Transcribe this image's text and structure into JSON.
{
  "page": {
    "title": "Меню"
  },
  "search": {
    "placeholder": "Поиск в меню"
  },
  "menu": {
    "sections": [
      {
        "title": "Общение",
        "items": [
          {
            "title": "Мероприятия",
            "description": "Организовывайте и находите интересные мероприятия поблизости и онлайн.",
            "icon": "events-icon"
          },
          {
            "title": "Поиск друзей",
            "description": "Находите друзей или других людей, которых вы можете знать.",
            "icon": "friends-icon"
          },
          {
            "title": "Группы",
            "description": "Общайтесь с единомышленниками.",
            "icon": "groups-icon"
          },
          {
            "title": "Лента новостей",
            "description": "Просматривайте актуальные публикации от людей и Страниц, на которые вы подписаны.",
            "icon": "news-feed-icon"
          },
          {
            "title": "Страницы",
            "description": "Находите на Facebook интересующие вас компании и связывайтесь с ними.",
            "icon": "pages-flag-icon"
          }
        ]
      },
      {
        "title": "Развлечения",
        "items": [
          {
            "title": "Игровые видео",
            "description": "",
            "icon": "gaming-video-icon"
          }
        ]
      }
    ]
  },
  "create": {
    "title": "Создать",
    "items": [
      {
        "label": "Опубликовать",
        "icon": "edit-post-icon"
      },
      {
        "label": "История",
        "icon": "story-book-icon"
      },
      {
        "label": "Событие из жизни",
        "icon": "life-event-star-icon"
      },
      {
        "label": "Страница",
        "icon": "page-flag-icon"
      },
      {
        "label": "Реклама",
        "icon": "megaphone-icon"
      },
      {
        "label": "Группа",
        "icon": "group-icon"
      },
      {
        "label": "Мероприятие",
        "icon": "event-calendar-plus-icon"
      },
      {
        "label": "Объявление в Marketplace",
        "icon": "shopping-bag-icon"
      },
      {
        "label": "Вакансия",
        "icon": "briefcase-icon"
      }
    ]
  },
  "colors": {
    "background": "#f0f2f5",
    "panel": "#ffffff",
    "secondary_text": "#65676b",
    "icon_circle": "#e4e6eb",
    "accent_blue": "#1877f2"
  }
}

———

▶ **INSTRUCTIONS FOR THE TASK**
Find every line that has "title" in it, then return those lines.

▶ **FINISHED TASK**
    "title": "Меню"
        "title": "Общение",
            "title": "Мероприятия",
            "title": "Поиск друзей",
            "title": "Группы",
            "title": "Лента новостей",
            "title": "Страницы",
        "title": "Развлечения",
            "title": "Игровые видео",
    "title": "Создать",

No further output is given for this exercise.